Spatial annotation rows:
------------

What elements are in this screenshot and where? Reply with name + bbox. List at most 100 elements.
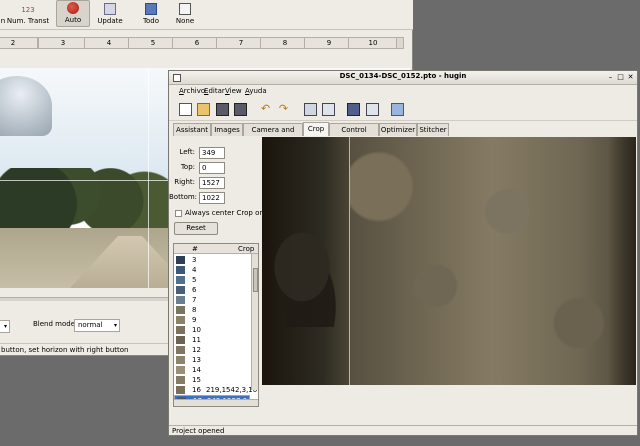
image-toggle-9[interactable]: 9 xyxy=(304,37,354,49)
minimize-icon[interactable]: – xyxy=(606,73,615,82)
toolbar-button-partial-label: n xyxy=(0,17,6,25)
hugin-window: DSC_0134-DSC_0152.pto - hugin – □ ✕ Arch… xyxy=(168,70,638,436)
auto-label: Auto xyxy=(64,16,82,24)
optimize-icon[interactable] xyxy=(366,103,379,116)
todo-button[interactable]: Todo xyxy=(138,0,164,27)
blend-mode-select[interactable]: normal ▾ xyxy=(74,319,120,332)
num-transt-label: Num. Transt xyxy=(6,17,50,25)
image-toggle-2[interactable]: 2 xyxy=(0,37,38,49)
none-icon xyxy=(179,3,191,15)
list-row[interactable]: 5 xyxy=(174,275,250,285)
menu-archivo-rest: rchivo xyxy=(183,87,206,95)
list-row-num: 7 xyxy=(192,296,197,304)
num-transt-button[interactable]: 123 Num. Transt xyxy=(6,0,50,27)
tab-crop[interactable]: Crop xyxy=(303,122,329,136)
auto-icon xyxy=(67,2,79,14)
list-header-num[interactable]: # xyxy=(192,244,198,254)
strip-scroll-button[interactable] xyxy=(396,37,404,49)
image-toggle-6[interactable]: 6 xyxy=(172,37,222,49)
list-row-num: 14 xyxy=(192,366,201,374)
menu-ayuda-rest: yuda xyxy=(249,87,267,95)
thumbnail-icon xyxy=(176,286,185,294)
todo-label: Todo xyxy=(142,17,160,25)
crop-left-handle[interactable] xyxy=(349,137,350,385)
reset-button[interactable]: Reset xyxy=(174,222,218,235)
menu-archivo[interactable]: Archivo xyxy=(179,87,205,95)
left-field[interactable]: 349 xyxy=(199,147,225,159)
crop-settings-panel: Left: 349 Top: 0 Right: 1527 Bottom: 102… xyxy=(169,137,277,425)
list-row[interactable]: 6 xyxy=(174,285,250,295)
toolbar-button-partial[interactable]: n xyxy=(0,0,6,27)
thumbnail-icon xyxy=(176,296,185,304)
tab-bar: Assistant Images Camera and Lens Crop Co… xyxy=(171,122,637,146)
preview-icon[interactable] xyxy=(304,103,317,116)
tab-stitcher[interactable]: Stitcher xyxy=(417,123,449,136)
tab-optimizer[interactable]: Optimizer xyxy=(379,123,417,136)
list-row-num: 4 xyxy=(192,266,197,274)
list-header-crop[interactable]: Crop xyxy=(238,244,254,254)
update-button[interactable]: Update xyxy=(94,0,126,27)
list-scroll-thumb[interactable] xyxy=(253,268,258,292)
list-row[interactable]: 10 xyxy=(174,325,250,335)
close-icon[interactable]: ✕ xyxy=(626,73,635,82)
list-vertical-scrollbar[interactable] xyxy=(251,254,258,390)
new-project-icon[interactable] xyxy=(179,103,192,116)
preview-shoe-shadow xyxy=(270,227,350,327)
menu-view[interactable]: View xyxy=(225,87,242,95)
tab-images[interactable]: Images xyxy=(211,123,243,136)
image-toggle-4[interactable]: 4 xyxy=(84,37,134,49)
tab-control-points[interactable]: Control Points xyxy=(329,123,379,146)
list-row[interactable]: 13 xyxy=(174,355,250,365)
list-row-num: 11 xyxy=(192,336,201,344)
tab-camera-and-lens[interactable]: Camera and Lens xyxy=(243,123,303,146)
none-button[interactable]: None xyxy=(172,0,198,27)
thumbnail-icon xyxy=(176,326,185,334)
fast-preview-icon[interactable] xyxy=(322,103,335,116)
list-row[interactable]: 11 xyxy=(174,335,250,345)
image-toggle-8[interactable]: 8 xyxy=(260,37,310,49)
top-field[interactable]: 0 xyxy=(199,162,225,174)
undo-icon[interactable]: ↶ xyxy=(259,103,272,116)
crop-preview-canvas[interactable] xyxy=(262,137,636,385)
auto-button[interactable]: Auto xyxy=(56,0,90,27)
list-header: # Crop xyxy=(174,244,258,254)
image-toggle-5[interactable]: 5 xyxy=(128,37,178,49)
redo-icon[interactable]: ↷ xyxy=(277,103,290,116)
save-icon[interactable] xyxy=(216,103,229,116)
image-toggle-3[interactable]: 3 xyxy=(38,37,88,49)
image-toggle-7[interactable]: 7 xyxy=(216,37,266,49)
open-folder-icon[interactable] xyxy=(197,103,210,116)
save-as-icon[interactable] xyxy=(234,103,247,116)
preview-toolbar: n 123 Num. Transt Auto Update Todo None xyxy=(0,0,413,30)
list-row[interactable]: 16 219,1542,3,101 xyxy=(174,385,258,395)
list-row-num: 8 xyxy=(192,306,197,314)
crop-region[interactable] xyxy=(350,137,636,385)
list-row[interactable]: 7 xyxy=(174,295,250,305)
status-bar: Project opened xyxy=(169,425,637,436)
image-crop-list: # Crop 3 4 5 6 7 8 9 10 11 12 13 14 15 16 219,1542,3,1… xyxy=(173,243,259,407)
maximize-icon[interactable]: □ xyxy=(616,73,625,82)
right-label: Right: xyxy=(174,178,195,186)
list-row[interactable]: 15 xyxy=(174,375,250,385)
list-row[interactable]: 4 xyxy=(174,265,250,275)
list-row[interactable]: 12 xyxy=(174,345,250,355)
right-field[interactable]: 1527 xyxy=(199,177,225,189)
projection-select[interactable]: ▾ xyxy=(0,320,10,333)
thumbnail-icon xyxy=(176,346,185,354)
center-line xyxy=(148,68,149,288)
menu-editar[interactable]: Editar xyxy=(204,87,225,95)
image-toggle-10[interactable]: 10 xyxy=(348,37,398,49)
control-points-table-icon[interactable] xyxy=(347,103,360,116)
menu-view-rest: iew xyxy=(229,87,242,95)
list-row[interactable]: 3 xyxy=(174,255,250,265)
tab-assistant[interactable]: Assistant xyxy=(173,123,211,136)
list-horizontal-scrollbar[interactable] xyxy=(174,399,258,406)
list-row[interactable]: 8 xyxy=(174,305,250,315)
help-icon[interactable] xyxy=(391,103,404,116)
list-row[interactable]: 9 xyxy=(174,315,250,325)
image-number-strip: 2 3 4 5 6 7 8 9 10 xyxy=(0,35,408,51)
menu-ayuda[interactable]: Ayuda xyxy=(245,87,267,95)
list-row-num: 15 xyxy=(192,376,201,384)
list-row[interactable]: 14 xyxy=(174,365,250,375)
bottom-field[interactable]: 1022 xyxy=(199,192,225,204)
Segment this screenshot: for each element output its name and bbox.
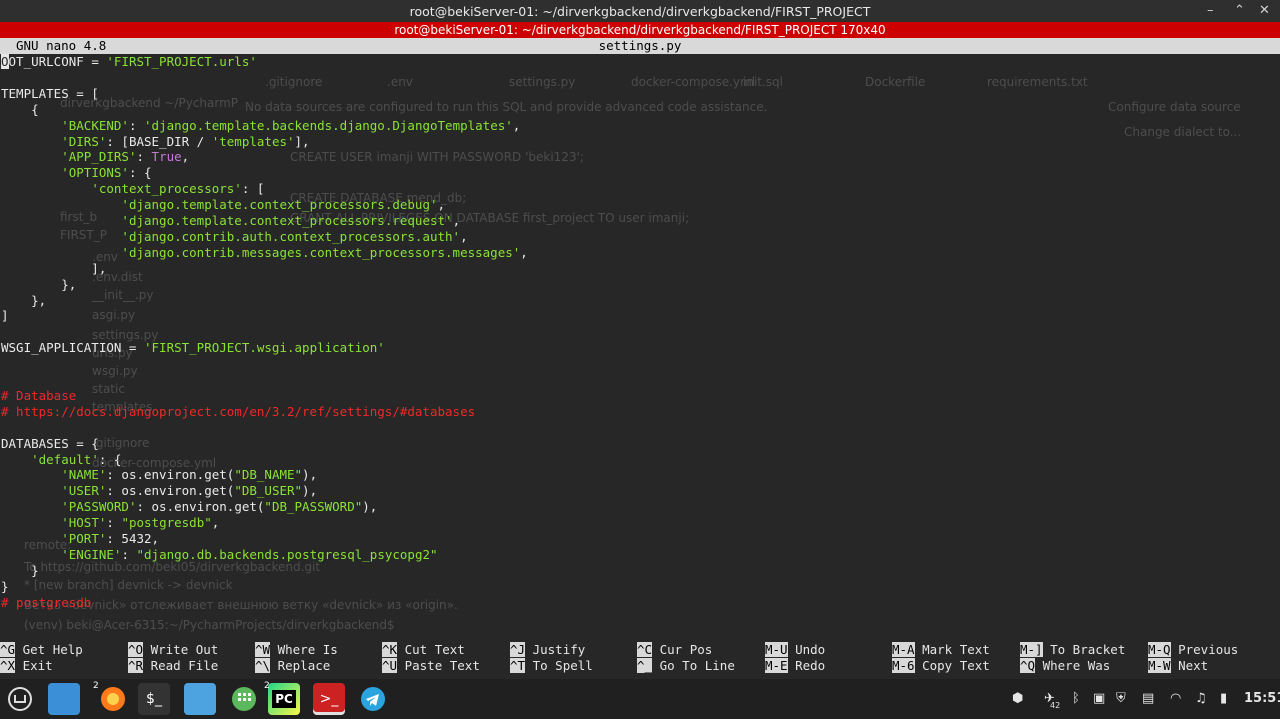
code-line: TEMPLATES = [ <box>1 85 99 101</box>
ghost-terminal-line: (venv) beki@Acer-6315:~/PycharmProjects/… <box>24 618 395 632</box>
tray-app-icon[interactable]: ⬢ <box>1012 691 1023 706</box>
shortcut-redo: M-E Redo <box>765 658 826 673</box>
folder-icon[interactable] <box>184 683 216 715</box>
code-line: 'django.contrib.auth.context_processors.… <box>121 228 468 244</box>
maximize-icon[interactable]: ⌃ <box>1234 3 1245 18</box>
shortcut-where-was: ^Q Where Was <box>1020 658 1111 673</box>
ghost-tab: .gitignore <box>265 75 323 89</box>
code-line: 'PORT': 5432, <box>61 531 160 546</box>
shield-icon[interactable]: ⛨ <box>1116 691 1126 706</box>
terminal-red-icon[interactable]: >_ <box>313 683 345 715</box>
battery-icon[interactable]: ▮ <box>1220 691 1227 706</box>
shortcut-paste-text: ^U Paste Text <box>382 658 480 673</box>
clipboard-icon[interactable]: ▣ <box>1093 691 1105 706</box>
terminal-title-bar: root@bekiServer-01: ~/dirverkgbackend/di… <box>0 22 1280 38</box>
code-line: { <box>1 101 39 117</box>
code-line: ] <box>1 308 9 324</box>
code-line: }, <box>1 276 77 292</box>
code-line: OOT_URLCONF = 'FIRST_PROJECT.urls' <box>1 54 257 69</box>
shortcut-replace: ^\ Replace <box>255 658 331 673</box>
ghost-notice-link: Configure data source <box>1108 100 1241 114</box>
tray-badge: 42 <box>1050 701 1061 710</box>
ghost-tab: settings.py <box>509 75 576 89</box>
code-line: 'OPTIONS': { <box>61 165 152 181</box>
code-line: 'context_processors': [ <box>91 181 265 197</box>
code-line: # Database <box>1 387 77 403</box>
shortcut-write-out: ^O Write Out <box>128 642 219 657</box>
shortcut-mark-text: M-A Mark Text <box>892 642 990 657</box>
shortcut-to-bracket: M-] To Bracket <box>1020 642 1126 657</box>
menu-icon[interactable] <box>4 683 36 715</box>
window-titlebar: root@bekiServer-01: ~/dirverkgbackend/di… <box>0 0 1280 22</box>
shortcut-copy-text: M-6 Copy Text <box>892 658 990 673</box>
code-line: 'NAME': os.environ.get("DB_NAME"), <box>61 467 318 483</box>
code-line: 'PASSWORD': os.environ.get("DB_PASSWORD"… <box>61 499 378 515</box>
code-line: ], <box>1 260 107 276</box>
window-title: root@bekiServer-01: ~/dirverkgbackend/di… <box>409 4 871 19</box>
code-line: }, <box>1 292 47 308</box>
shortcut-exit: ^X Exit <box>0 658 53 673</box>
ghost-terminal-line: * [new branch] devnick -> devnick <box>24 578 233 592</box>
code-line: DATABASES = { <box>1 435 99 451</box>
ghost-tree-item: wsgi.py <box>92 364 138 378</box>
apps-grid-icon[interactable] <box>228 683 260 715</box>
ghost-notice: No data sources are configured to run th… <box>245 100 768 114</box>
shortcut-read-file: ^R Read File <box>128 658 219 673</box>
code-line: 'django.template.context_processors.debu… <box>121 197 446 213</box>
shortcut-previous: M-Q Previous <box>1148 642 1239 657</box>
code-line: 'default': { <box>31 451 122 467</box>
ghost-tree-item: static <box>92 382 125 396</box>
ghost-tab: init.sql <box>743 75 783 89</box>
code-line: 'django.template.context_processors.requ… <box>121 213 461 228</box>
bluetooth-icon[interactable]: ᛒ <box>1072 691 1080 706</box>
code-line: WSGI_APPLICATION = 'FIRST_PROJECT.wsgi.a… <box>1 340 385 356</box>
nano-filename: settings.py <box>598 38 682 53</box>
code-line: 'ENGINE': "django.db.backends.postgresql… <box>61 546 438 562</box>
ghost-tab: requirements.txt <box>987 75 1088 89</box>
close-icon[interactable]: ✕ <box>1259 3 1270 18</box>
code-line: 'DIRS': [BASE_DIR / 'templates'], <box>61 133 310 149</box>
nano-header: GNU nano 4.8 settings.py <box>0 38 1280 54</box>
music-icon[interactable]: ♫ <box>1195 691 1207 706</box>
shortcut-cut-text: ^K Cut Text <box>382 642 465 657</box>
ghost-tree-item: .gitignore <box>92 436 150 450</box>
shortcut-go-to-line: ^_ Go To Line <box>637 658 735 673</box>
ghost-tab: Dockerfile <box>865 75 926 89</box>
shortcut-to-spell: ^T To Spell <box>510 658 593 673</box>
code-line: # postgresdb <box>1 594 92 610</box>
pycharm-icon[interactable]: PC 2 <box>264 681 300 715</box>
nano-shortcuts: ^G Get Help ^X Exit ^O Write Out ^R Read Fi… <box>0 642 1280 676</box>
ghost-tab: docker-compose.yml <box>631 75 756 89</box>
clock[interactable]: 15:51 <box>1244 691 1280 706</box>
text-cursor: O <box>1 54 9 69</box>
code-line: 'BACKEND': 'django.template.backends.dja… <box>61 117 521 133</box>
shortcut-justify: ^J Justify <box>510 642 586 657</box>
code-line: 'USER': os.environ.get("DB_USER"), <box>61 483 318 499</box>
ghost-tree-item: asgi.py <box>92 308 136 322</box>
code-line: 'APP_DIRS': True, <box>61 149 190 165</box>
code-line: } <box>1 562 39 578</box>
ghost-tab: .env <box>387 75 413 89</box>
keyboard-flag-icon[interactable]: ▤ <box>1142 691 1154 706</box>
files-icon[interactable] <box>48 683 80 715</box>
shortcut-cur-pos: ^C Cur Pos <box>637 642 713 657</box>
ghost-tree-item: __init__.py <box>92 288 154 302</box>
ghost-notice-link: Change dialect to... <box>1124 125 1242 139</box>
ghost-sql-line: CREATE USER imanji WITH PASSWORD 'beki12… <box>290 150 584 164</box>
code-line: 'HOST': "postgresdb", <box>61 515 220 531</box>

------------

# Description of the task:
Starting at the row that contains "code-line: TEMPLATES = [ <box>1" and ending at the row that contains "shield-icon[interactable]: ⛨ <box>1116", rewrite those rows with "code-line" replaced by "source-line" and nothing else changed.

# Task response:
source-line: TEMPLATES = [ <box>1 85 99 101</box>
ghost-terminal-line: (venv) beki@Acer-6315:~/PycharmProjects/… <box>24 618 395 632</box>
tray-app-icon[interactable]: ⬢ <box>1012 691 1023 706</box>
shortcut-redo: M-E Redo <box>765 658 826 673</box>
folder-icon[interactable] <box>184 683 216 715</box>
source-line: 'django.contrib.auth.context_processors.… <box>121 228 468 244</box>
maximize-icon[interactable]: ⌃ <box>1234 3 1245 18</box>
shortcut-where-was: ^Q Where Was <box>1020 658 1111 673</box>
ghost-tab: .gitignore <box>265 75 323 89</box>
source-line: 'PORT': 5432, <box>61 531 160 546</box>
shield-icon[interactable]: ⛨ <box>1116 691 1126 706</box>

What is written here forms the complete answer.